== MATERIAL FOR THIS TASK ==
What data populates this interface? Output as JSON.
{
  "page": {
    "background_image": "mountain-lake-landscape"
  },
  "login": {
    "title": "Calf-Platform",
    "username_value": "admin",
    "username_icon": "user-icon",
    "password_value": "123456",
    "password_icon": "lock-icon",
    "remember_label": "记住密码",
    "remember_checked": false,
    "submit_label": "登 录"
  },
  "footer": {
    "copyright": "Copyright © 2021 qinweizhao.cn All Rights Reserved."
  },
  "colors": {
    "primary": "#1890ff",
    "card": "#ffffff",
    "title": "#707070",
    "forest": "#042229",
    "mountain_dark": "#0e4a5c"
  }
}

== WORK REQUIRED ==
Exactly reproduce all of the entries above.

== SOLUTION ==
What data populates this interface? Output as JSON.
{
  "page": {
    "background_image": "mountain-lake-landscape"
  },
  "login": {
    "title": "Calf-Platform",
    "username_value": "admin",
    "username_icon": "user-icon",
    "password_value": "123456",
    "password_icon": "lock-icon",
    "remember_label": "记住密码",
    "remember_checked": false,
    "submit_label": "登 录"
  },
  "footer": {
    "copyright": "Copyright © 2021 qinweizhao.cn All Rights Reserved."
  },
  "colors": {
    "primary": "#1890ff",
    "card": "#ffffff",
    "title": "#707070",
    "forest": "#042229",
    "mountain_dark": "#0e4a5c"
  }
}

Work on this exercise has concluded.